Material for this exercise:
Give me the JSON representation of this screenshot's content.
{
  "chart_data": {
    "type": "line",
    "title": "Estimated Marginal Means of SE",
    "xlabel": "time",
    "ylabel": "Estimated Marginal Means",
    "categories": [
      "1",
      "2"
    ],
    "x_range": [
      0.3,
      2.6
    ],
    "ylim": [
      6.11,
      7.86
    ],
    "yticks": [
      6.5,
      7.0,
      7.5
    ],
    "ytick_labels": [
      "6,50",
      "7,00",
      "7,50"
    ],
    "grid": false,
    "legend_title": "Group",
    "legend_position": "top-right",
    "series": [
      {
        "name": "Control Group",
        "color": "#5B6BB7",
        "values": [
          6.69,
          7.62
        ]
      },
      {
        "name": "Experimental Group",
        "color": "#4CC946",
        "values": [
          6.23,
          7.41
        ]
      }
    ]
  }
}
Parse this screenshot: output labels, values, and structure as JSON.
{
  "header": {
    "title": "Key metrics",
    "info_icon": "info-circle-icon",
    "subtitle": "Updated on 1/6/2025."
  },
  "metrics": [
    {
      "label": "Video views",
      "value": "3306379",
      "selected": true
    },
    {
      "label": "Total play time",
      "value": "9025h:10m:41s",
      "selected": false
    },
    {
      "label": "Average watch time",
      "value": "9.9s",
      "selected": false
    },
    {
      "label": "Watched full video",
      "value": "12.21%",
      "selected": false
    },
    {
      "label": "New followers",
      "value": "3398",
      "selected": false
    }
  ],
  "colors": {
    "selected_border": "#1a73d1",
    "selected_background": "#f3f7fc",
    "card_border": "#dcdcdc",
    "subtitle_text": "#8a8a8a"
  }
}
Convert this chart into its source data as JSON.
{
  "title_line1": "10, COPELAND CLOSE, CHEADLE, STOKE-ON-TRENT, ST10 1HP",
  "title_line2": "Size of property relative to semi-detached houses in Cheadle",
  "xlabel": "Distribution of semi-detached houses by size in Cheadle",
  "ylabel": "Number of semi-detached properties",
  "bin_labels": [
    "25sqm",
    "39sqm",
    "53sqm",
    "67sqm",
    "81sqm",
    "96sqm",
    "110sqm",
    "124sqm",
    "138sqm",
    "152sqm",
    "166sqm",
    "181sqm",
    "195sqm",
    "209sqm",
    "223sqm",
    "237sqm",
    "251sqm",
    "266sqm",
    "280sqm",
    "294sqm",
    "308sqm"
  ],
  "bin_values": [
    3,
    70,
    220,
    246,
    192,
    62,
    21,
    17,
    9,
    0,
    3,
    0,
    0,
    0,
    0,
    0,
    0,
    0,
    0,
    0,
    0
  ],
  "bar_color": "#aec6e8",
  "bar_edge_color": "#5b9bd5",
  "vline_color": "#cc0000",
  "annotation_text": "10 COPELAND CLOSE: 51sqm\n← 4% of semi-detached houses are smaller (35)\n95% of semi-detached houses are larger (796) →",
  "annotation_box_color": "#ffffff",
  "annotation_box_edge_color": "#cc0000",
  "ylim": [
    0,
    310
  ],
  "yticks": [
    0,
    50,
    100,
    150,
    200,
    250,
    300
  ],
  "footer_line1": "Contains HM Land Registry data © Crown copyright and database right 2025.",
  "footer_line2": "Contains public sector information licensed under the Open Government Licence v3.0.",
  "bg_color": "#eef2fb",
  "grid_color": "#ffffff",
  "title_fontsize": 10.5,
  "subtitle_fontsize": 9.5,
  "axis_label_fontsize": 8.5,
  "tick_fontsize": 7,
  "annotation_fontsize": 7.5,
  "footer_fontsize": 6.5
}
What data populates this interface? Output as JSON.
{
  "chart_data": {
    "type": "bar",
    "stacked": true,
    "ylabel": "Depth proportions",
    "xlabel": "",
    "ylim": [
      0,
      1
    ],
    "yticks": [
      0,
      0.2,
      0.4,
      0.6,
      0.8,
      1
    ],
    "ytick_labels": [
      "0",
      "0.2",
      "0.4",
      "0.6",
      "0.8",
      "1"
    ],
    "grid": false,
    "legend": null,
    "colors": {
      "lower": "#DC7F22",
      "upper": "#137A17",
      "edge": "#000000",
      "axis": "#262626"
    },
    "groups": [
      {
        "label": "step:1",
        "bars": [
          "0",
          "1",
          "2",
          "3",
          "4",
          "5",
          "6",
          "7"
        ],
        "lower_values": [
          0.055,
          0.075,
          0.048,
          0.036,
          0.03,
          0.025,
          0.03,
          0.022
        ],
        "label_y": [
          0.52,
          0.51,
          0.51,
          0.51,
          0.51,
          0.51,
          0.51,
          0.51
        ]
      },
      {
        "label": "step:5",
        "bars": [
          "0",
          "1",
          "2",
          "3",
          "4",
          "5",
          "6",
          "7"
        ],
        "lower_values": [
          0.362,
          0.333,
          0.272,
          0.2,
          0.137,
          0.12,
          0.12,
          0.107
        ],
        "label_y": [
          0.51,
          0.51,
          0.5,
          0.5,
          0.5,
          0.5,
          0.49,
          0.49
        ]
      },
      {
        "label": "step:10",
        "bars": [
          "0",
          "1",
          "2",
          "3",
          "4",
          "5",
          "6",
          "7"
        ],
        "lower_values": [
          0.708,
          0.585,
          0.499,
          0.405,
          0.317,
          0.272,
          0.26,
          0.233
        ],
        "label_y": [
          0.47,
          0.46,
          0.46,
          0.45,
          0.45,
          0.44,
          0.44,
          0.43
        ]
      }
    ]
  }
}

Exercise prompt:
Give back each line above precisely as it stands.

Completed task:
Give me the JSON representation of this screenshot's content.
{
  "chart_data": {
    "type": "line",
    "title": "Estimated Marginal Means of SE",
    "xlabel": "time",
    "ylabel": "Estimated Marginal Means",
    "categories": [
      "1",
      "2"
    ],
    "x_range": [
      0.3,
      2.6
    ],
    "ylim": [
      6.11,
      7.86
    ],
    "yticks": [
      6.5,
      7.0,
      7.5
    ],
    "ytick_labels": [
      "6,50",
      "7,00",
      "7,50"
    ],
    "grid": false,
    "legend_title": "Group",
    "legend_position": "top-right",
    "series": [
      {
        "name": "Control Group",
        "color": "#5B6BB7",
        "values": [
          6.69,
          7.62
        ]
      },
      {
        "name": "Experimental Group",
        "color": "#4CC946",
        "values": [
          6.23,
          7.41
        ]
      }
    ]
  }
}
Parse this screenshot: output labels, values, and structure as JSON.
{
  "header": {
    "title": "Key metrics",
    "info_icon": "info-circle-icon",
    "subtitle": "Updated on 1/6/2025."
  },
  "metrics": [
    {
      "label": "Video views",
      "value": "3306379",
      "selected": true
    },
    {
      "label": "Total play time",
      "value": "9025h:10m:41s",
      "selected": false
    },
    {
      "label": "Average watch time",
      "value": "9.9s",
      "selected": false
    },
    {
      "label": "Watched full video",
      "value": "12.21%",
      "selected": false
    },
    {
      "label": "New followers",
      "value": "3398",
      "selected": false
    }
  ],
  "colors": {
    "selected_border": "#1a73d1",
    "selected_background": "#f3f7fc",
    "card_border": "#dcdcdc",
    "subtitle_text": "#8a8a8a"
  }
}
Convert this chart into its source data as JSON.
{
  "title_line1": "10, COPELAND CLOSE, CHEADLE, STOKE-ON-TRENT, ST10 1HP",
  "title_line2": "Size of property relative to semi-detached houses in Cheadle",
  "xlabel": "Distribution of semi-detached houses by size in Cheadle",
  "ylabel": "Number of semi-detached properties",
  "bin_labels": [
    "25sqm",
    "39sqm",
    "53sqm",
    "67sqm",
    "81sqm",
    "96sqm",
    "110sqm",
    "124sqm",
    "138sqm",
    "152sqm",
    "166sqm",
    "181sqm",
    "195sqm",
    "209sqm",
    "223sqm",
    "237sqm",
    "251sqm",
    "266sqm",
    "280sqm",
    "294sqm",
    "308sqm"
  ],
  "bin_values": [
    3,
    70,
    220,
    246,
    192,
    62,
    21,
    17,
    9,
    0,
    3,
    0,
    0,
    0,
    0,
    0,
    0,
    0,
    0,
    0,
    0
  ],
  "bar_color": "#aec6e8",
  "bar_edge_color": "#5b9bd5",
  "vline_color": "#cc0000",
  "annotation_text": "10 COPELAND CLOSE: 51sqm\n← 4% of semi-detached houses are smaller (35)\n95% of semi-detached houses are larger (796) →",
  "annotation_box_color": "#ffffff",
  "annotation_box_edge_color": "#cc0000",
  "ylim": [
    0,
    310
  ],
  "yticks": [
    0,
    50,
    100,
    150,
    200,
    250,
    300
  ],
  "footer_line1": "Contains HM Land Registry data © Crown copyright and database right 2025.",
  "footer_line2": "Contains public sector information licensed under the Open Government Licence v3.0.",
  "bg_color": "#eef2fb",
  "grid_color": "#ffffff",
  "title_fontsize": 10.5,
  "subtitle_fontsize": 9.5,
  "axis_label_fontsize": 8.5,
  "tick_fontsize": 7,
  "annotation_fontsize": 7.5,
  "footer_fontsize": 6.5
}
What data populates this interface? Output as JSON.
{
  "chart_data": {
    "type": "bar",
    "stacked": true,
    "ylabel": "Depth proportions",
    "xlabel": "",
    "ylim": [
      0,
      1
    ],
    "yticks": [
      0,
      0.2,
      0.4,
      0.6,
      0.8,
      1
    ],
    "ytick_labels": [
      "0",
      "0.2",
      "0.4",
      "0.6",
      "0.8",
      "1"
    ],
    "grid": false,
    "legend": null,
    "colors": {
      "lower": "#DC7F22",
      "upper": "#137A17",
      "edge": "#000000",
      "axis": "#262626"
    },
    "groups": [
      {
        "label": "step:1",
        "bars": [
          "0",
          "1",
          "2",
          "3",
          "4",
          "5",
          "6",
          "7"
        ],
        "lower_values": [
          0.055,
          0.075,
          0.048,
          0.036,
          0.03,
          0.025,
          0.03,
          0.022
        ],
        "label_y": [
          0.52,
          0.51,
          0.51,
          0.51,
          0.51,
          0.51,
          0.51,
          0.51
        ]
      },
      {
        "label": "step:5",
        "bars": [
          "0",
          "1",
          "2",
          "3",
          "4",
          "5",
          "6",
          "7"
        ],
        "lower_values": [
          0.362,
          0.333,
          0.272,
          0.2,
          0.137,
          0.12,
          0.12,
          0.107
        ],
        "label_y": [
          0.51,
          0.51,
          0.5,
          0.5,
          0.5,
          0.5,
          0.49,
          0.49
        ]
      },
      {
        "label": "step:10",
        "bars": [
          "0",
          "1",
          "2",
          "3",
          "4",
          "5",
          "6",
          "7"
        ],
        "lower_values": [
          0.708,
          0.585,
          0.499,
          0.405,
          0.317,
          0.272,
          0.26,
          0.233
        ],
        "label_y": [
          0.47,
          0.46,
          0.46,
          0.45,
          0.45,
          0.44,
          0.44,
          0.43
        ]
      }
    ]
  }
}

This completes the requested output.